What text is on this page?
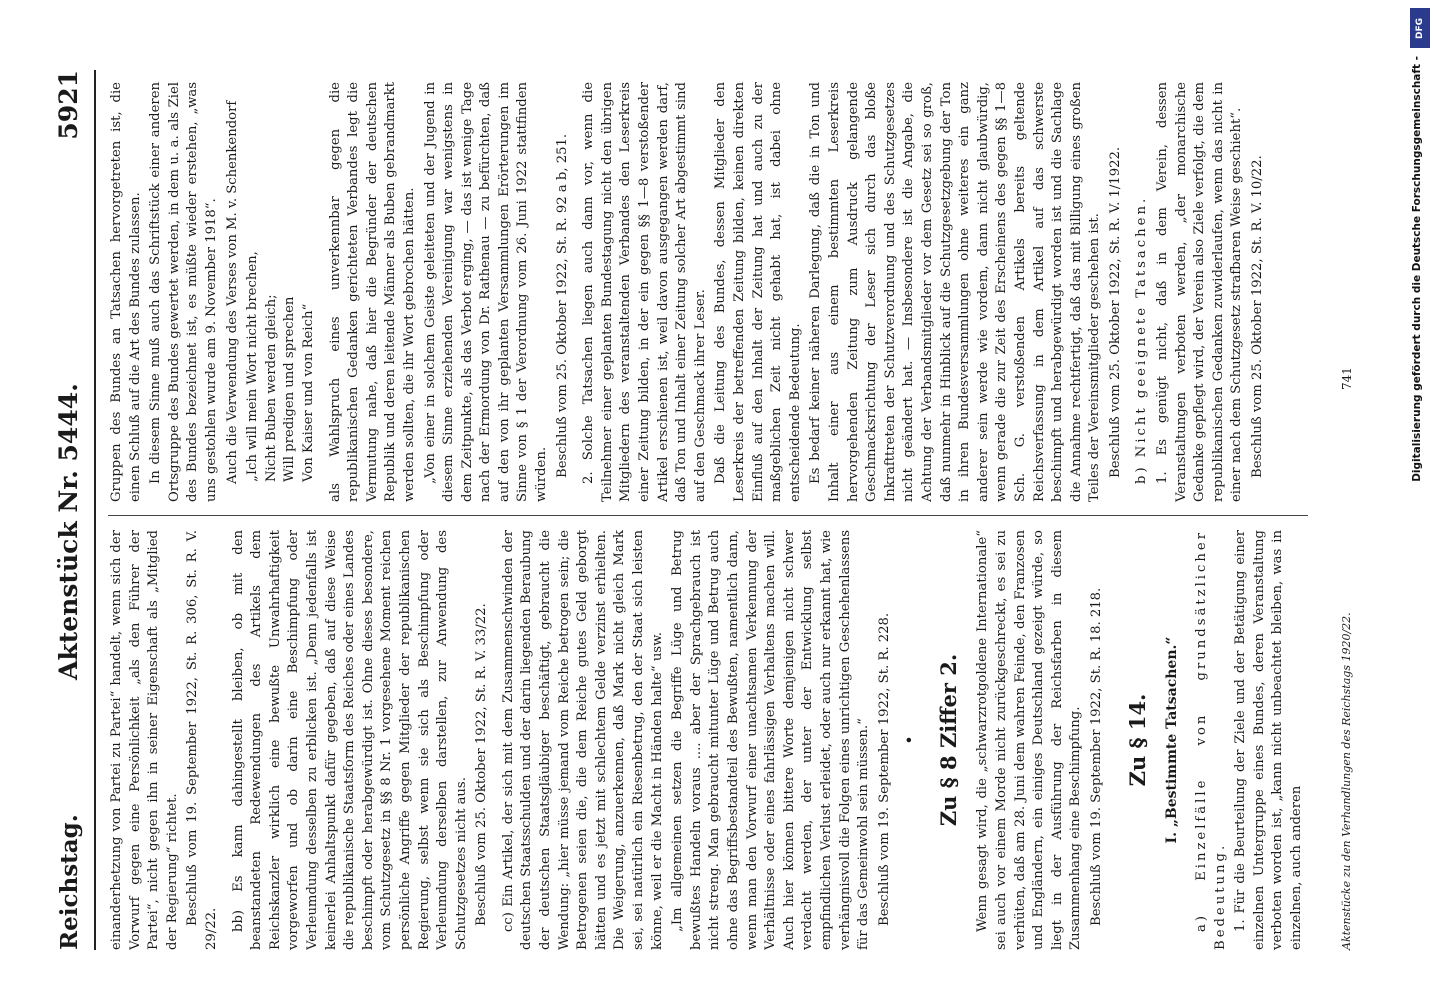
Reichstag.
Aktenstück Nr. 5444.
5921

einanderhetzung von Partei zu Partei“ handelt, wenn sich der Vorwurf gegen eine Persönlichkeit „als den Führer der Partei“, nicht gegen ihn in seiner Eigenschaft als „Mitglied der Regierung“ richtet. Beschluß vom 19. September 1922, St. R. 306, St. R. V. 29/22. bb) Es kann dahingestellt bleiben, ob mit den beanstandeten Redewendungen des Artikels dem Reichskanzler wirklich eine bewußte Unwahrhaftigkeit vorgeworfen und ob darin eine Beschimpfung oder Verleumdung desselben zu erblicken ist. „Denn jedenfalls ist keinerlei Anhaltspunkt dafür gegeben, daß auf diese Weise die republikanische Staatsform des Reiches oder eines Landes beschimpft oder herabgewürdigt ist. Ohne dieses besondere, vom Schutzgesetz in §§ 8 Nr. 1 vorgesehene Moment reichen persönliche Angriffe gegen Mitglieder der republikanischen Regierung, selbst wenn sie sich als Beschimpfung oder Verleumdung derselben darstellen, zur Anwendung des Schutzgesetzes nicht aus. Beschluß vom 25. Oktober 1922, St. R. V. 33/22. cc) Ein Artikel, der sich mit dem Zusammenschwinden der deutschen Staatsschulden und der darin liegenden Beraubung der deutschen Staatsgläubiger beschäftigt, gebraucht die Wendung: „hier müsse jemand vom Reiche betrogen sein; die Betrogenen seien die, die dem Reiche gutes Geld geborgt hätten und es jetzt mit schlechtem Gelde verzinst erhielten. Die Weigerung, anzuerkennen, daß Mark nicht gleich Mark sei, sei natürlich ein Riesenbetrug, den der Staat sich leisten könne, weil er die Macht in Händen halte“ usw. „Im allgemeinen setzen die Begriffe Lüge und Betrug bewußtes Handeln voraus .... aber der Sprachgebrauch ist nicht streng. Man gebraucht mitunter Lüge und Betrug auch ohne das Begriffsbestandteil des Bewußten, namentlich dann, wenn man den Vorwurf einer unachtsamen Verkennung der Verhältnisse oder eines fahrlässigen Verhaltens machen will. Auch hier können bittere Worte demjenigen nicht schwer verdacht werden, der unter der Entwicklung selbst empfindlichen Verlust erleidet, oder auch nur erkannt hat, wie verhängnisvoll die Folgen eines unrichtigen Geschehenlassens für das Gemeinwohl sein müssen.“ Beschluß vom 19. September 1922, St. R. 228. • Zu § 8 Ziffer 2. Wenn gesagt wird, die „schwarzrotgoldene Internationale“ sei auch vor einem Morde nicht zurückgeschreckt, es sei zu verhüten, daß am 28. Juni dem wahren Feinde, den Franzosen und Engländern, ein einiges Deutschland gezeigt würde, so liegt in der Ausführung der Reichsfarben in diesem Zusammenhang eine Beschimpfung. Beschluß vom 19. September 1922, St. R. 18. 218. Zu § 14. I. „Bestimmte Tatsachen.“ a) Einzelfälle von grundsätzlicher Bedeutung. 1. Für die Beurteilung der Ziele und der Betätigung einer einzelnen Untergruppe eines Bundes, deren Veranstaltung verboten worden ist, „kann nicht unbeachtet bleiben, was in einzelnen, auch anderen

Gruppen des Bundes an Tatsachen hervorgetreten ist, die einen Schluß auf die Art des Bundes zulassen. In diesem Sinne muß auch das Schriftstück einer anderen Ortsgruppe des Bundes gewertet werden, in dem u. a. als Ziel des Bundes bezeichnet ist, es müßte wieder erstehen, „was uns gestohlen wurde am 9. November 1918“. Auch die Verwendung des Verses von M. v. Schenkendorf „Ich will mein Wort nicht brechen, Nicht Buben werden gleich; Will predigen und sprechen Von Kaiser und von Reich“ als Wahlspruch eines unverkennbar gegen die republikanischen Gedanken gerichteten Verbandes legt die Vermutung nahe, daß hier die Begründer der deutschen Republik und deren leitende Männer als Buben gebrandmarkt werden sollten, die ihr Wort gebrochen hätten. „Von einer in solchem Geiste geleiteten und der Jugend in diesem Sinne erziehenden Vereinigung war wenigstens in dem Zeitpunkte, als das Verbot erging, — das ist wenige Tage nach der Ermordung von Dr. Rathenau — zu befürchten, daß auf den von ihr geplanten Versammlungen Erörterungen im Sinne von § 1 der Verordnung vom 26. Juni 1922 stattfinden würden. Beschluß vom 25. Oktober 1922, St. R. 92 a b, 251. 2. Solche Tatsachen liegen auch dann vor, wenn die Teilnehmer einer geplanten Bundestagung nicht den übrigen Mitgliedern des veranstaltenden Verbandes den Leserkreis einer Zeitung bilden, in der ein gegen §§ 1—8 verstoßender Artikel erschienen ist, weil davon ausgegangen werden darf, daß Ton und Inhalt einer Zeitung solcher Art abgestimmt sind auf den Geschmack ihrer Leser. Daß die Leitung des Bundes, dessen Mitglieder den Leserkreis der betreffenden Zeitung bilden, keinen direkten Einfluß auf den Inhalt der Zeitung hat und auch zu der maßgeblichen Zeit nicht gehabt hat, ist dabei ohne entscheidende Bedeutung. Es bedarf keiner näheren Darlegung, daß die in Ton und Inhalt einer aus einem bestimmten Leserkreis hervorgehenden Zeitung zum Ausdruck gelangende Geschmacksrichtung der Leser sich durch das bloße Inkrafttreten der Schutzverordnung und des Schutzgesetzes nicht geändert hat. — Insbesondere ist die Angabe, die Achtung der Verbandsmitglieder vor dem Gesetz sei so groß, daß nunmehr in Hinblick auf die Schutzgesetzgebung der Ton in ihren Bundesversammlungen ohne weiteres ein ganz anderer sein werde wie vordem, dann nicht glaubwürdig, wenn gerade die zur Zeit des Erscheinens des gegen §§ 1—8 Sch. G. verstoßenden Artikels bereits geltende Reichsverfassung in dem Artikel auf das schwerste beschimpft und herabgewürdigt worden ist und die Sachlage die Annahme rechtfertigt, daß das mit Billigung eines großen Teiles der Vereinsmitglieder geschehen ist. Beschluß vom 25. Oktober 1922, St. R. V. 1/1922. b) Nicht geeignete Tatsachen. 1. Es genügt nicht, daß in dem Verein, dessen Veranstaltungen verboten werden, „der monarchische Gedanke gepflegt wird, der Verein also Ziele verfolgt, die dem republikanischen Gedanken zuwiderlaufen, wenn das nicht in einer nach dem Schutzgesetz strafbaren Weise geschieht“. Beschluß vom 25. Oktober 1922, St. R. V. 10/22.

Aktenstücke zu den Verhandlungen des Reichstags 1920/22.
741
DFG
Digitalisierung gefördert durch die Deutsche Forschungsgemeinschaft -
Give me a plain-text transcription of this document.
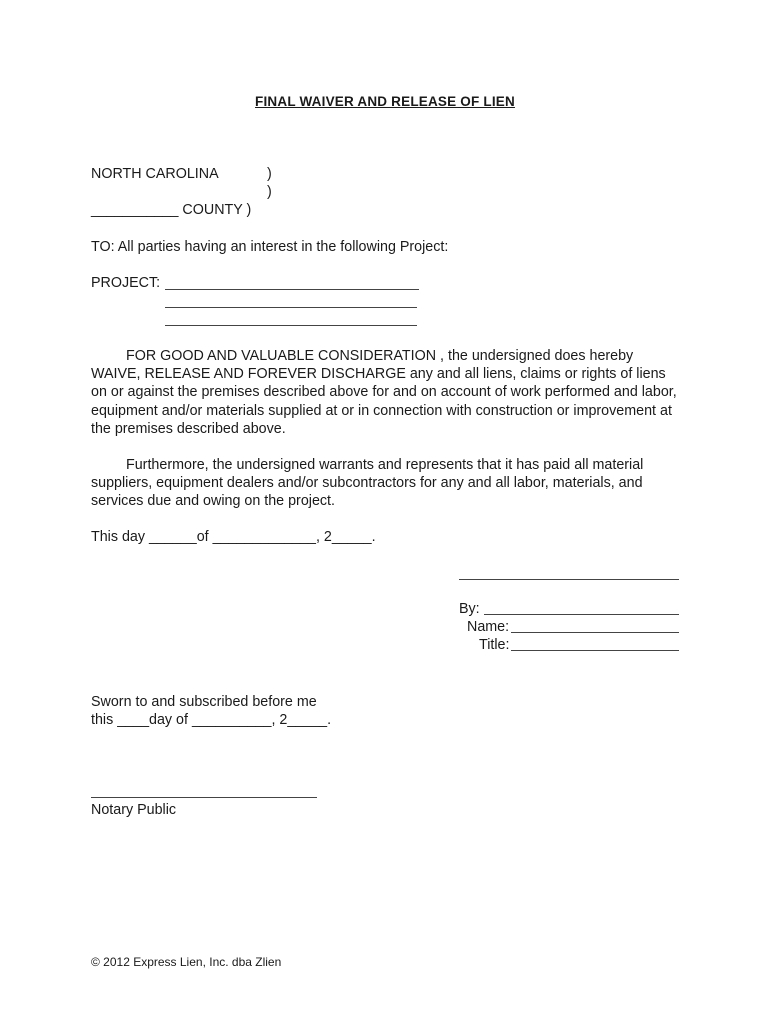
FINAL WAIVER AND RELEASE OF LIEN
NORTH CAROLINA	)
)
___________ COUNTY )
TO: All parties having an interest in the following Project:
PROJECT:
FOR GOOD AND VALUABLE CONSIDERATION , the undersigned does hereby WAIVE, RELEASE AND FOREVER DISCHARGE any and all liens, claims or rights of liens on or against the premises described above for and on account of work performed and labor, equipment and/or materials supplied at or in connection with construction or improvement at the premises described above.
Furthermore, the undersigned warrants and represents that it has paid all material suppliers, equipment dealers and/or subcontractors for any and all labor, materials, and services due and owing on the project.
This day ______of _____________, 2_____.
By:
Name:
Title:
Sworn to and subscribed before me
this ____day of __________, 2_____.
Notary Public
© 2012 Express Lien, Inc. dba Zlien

- What is asked: Extract, from the listing above, every line where the string "text" occurs.

- Solution below:
What text is on this page?
Give me a plain-text transcription of this document.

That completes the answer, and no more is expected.